**Stored records**
● ● ● ● ●
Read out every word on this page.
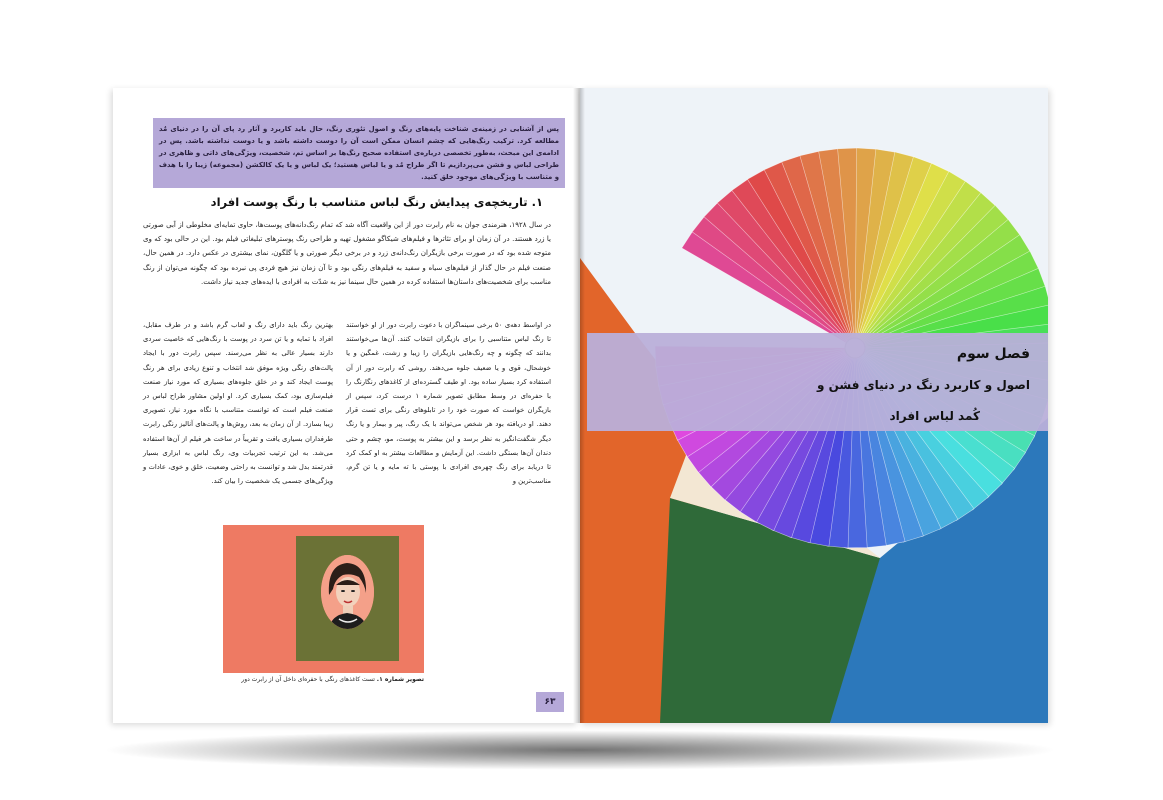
پس از آشنایی در زمینه‌ی شناخت پایه‌های رنگ و اصول تئوری رنگ، حال باید کاربرد و آثار رد پای آن را در دنیای مُد مطالعه کرد. ترکیب رنگ‌هایی که چشم انسان ممکن است آن را دوست داشته باشد و یا دوست نداشته باشد. پس در ادامه‌ی این مبحث، به‌طور تخصصی درباره‌ی استفاده صحیح رنگ‌ها بر اساس تم، شخصیت، ویژگی‌های ذاتی و ظاهری در طراحی لباس و فشن می‌پردازیم تا اگر طراح مُد و یا لباس هستید؛ یک لباس و یا یک کالکشن (مجموعه) زیبا را با هدف و متناسب با ویژگی‌های موجود خلق کنید.
۱. تاریخچه‌ی پیدایش رنگ لباس متناسب با رنگ پوست افراد
در سال ۱۹۲۸، هنرمندی جوان به نام رابرت دور از این واقعیت آگاه شد که تمام رنگ‌دانه‌های پوست‌ها، حاوی تمایه‌ای مخلوطی از آبی صورتی یا زرد هستند. در آن زمان او برای تئاترها و فیلم‌های شیکاگو مشغول تهیه و طراحی رنگ پوسترهای تبلیغاتی فیلم بود. این در حالی بود که وی متوجه شده بود که در صورت برخی بازیگران رنگ‌دانه‌ی زرد و در برخی دیگر صورتی و یا گلگون، نمای بیشتری در عکس دارد. در همین حال، صنعت فیلم در حال گذار از فیلم‌های سیاه و سفید به فیلم‌های رنگی بود و تا آن زمان نیز هیچ فردی پی نبرده بود که چگونه می‌توان از رنگ مناسب برای شخصیت‌های داستان‌ها استفاده کرده در همین حال سینما نیز به شدّت به افرادی با ایده‌های جدید نیاز داشت.
در اواسط دهه‌ی ۵۰ برخی سینماگران با دعوت رابرت دور از او خواستند تا رنگ لباس متناسبی را برای بازیگران انتخاب کنند. آن‌ها می‌خواستند بدانند که چگونه و چه رنگ‌هایی بازیگران را زیبا و زشت، غمگین و یا خوشحال، قوی و یا ضعیف جلوه می‌دهند. روشی که رابرت دور از آن استفاده کرد بسیار ساده بود. او طیف گسترده‌ای از کاغذهای رنگارنگ را با حفره‌ای در وسط مطابق تصویر شماره ۱ درست کرد، سپس از بازیگران خواست که صورت خود را در تابلوهای رنگی برای تست قرار دهند. او دریافته بود هر شخص می‌تواند با یک رنگ، پیر و بیمار و یا رنگ دیگر شگفت‌انگیز به نظر برسد و این بیشتر به پوست، مو، چشم و حتی دندان آن‌ها بستگی داشت. این آزمایش و مطالعات بیشتر به او کمک کرد تا دریابد برای رنگ چهره‌ی افرادی با پوستی با ته مایه و یا تن گرم، مناسب‌ترین و
بهترین رنگ باید دارای رنگ و لعاب گرم باشد و در طرف مقابل، افراد با تمایه و یا تن سرد در پوست با رنگ‌هایی که خاصیت سردی دارند بسیار عالی به نظر می‌رسند. سپس رابرت دور با ایجاد پالت‌های رنگی ویژه موفق شد انتخاب و تنوع زیادی برای هر رنگ پوست ایجاد کند و در خلق جلوه‌های بسیاری که مورد نیاز صنعت فیلم‌سازی بود، کمک بسیاری کرد. او اولین مشاور طراح لباس در صنعت فیلم است که توانست متناسب با نگاه مورد نیاز، تصویری زیبا بسازد. از آن زمان به بعد، روش‌ها و پالت‌های آنالیز رنگی رابرت طرفداران بسیاری یافت و تقریباً در ساخت هر فیلم از آن‌ها استفاده می‌شد. به این ترتیب تجربیات وی، رنگ لباس به ابزاری بسیار قدرتمند بدل شد و توانست به راحتی وضعیت، خلق و خوی، عادات و ویژگی‌های جسمی یک شخصیت را بیان کند.
تصویر شماره ۱. تست کاغذهای رنگی با حفره‌ای داخل آن از رابرت دور
۶۳
فصل سوم
اصول و کاربرد رنگ در دنیای فشن و
کُمد لباس افراد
● ● ● ● ●
Set the data above down again exactly as given, with no pictures.

**TASK OUTPUT**
Read out every word on this page.
پس از آشنایی در زمینه‌ی شناخت پایه‌های رنگ و اصول تئوری رنگ، حال باید کاربرد و آثار رد پای آن را در دنیای مُد مطالعه کرد. ترکیب رنگ‌هایی که چشم انسان ممکن است آن را دوست داشته باشد و یا دوست نداشته باشد. پس در ادامه‌ی این مبحث، به‌طور تخصصی درباره‌ی استفاده صحیح رنگ‌ها بر اساس تم، شخصیت، ویژگی‌های ذاتی و ظاهری در طراحی لباس و فشن می‌پردازیم تا اگر طراح مُد و یا لباس هستید؛ یک لباس و یا یک کالکشن (مجموعه) زیبا را با هدف و متناسب با ویژگی‌های موجود خلق کنید.
۱. تاریخچه‌ی پیدایش رنگ لباس متناسب با رنگ پوست افراد
در سال ۱۹۲۸، هنرمندی جوان به نام رابرت دور از این واقعیت آگاه شد که تمام رنگ‌دانه‌های پوست‌ها، حاوی تمایه‌ای مخلوطی از آبی صورتی یا زرد هستند. در آن زمان او برای تئاترها و فیلم‌های شیکاگو مشغول تهیه و طراحی رنگ پوسترهای تبلیغاتی فیلم بود. این در حالی بود که وی متوجه شده بود که در صورت برخی بازیگران رنگ‌دانه‌ی زرد و در برخی دیگر صورتی و یا گلگون، نمای بیشتری در عکس دارد. در همین حال، صنعت فیلم در حال گذار از فیلم‌های سیاه و سفید به فیلم‌های رنگی بود و تا آن زمان نیز هیچ فردی پی نبرده بود که چگونه می‌توان از رنگ مناسب برای شخصیت‌های داستان‌ها استفاده کرده در همین حال سینما نیز به شدّت به افرادی با ایده‌های جدید نیاز داشت.
در اواسط دهه‌ی ۵۰ برخی سینماگران با دعوت رابرت دور از او خواستند تا رنگ لباس متناسبی را برای بازیگران انتخاب کنند. آن‌ها می‌خواستند بدانند که چگونه و چه رنگ‌هایی بازیگران را زیبا و زشت، غمگین و یا خوشحال، قوی و یا ضعیف جلوه می‌دهند. روشی که رابرت دور از آن استفاده کرد بسیار ساده بود. او طیف گسترده‌ای از کاغذهای رنگارنگ را با حفره‌ای در وسط مطابق تصویر شماره ۱ درست کرد، سپس از بازیگران خواست که صورت خود را در تابلوهای رنگی برای تست قرار دهند. او دریافته بود هر شخص می‌تواند با یک رنگ، پیر و بیمار و یا رنگ دیگر شگفت‌انگیز به نظر برسد و این بیشتر به پوست، مو، چشم و حتی دندان آن‌ها بستگی داشت. این آزمایش و مطالعات بیشتر به او کمک کرد تا دریابد برای رنگ چهره‌ی افرادی با پوستی با ته مایه و یا تن گرم، مناسب‌ترین و
بهترین رنگ باید دارای رنگ و لعاب گرم باشد و در طرف مقابل، افراد با تمایه و یا تن سرد در پوست با رنگ‌هایی که خاصیت سردی دارند بسیار عالی به نظر می‌رسند. سپس رابرت دور با ایجاد پالت‌های رنگی ویژه موفق شد انتخاب و تنوع زیادی برای هر رنگ پوست ایجاد کند و در خلق جلوه‌های بسیاری که مورد نیاز صنعت فیلم‌سازی بود، کمک بسیاری کرد. او اولین مشاور طراح لباس در صنعت فیلم است که توانست متناسب با نگاه مورد نیاز، تصویری زیبا بسازد. از آن زمان به بعد، روش‌ها و پالت‌های آنالیز رنگی رابرت طرفداران بسیاری یافت و تقریباً در ساخت هر فیلم از آن‌ها استفاده می‌شد. به این ترتیب تجربیات وی، رنگ لباس به ابزاری بسیار قدرتمند بدل شد و توانست به راحتی وضعیت، خلق و خوی، عادات و ویژگی‌های جسمی یک شخصیت را بیان کند.
تصویر شماره ۱. تست کاغذهای رنگی با حفره‌ای داخل آن از رابرت دور
۶۳
فصل سوم
اصول و کاربرد رنگ در دنیای فشن و
کُمد لباس افراد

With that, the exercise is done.